== DATASET RECORDS ==

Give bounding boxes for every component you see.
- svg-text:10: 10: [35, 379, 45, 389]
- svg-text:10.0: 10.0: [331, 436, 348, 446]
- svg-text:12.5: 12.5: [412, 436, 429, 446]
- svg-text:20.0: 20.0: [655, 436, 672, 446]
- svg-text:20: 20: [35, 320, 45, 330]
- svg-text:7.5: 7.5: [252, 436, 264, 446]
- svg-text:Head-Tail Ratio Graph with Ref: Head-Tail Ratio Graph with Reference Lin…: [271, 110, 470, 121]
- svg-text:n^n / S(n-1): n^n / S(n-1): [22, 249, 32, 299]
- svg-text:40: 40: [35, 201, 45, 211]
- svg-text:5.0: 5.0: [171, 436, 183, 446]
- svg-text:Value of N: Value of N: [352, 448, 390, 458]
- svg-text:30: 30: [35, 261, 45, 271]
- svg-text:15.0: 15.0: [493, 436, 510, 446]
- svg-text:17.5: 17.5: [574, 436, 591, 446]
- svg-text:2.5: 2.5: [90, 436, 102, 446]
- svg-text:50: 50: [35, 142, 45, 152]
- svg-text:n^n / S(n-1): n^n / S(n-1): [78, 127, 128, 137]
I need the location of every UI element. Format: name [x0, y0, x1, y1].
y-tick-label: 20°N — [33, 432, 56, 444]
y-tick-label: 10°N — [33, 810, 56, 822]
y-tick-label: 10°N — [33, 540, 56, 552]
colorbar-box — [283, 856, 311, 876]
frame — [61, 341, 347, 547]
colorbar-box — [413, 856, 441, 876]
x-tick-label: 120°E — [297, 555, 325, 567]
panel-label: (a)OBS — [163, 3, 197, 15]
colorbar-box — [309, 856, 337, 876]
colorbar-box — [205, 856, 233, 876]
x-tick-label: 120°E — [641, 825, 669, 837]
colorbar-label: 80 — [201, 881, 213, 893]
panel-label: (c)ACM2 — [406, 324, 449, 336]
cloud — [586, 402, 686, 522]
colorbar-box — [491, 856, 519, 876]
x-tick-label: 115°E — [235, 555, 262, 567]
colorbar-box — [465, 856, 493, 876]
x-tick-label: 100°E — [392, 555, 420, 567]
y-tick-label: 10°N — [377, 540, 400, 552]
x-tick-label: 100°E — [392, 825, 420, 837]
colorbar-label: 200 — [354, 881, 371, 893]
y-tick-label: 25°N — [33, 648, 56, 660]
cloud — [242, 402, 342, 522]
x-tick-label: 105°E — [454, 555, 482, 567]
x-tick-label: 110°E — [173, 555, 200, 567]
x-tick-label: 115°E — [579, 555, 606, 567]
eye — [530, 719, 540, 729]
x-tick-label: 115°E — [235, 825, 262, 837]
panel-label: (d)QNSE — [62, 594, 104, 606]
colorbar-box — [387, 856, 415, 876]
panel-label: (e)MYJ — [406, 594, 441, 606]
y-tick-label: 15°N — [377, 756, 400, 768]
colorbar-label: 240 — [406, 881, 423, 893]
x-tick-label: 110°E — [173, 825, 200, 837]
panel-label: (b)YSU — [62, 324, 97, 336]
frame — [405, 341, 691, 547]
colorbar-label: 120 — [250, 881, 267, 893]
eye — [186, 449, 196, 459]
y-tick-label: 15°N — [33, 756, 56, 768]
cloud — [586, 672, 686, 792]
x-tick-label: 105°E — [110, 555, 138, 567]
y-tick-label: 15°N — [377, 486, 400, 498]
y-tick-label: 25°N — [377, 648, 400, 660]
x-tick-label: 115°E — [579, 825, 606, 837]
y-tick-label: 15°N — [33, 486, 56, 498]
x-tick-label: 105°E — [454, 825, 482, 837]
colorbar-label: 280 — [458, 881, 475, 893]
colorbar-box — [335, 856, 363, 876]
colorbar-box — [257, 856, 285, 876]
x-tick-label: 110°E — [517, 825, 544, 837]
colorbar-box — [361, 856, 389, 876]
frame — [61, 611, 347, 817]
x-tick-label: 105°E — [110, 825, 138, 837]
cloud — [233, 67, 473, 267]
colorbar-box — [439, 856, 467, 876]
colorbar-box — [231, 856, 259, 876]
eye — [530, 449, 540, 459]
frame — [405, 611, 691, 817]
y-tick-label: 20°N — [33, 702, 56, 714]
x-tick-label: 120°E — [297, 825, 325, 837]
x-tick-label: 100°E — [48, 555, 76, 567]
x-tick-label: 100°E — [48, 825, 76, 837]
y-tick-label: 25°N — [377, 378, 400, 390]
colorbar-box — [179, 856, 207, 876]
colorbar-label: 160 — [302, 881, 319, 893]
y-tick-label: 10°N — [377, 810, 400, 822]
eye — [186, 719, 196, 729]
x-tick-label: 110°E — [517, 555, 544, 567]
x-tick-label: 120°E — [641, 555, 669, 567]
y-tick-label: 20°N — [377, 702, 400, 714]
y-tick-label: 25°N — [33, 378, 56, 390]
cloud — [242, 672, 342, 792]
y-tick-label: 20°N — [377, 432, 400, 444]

===

▶ [TASK DESCRIPTION]: In the lines from the first one above through the line containing "panel-label: (a)OBS — [163, 3, 197, 15]", rename "colorbar-box" to "color-scale-box". Return only those lines, with everything else left as it is.

▶ [FINISHED ANSWER]:
Give bounding boxes for every component you see.
- svg-text:10: 10: [35, 379, 45, 389]
- svg-text:10.0: 10.0: [331, 436, 348, 446]
- svg-text:12.5: 12.5: [412, 436, 429, 446]
- svg-text:20.0: 20.0: [655, 436, 672, 446]
- svg-text:20: 20: [35, 320, 45, 330]
- svg-text:7.5: 7.5: [252, 436, 264, 446]
- svg-text:Head-Tail Ratio Graph with Ref: Head-Tail Ratio Graph with Reference Lin…: [271, 110, 470, 121]
- svg-text:n^n / S(n-1): n^n / S(n-1): [22, 249, 32, 299]
- svg-text:40: 40: [35, 201, 45, 211]
- svg-text:5.0: 5.0: [171, 436, 183, 446]
- svg-text:Value of N: Value of N: [352, 448, 390, 458]
- svg-text:30: 30: [35, 261, 45, 271]
- svg-text:15.0: 15.0: [493, 436, 510, 446]
- svg-text:17.5: 17.5: [574, 436, 591, 446]
- svg-text:2.5: 2.5: [90, 436, 102, 446]
- svg-text:50: 50: [35, 142, 45, 152]
- svg-text:n^n / S(n-1): n^n / S(n-1): [78, 127, 128, 137]
I need the location of every UI element. Format: name [x0, y0, x1, y1].
y-tick-label: 20°N — [33, 432, 56, 444]
y-tick-label: 10°N — [33, 810, 56, 822]
y-tick-label: 10°N — [33, 540, 56, 552]
color-scale-box — [283, 856, 311, 876]
frame — [61, 341, 347, 547]
color-scale-box — [413, 856, 441, 876]
x-tick-label: 120°E — [297, 555, 325, 567]
panel-label: (a)OBS — [163, 3, 197, 15]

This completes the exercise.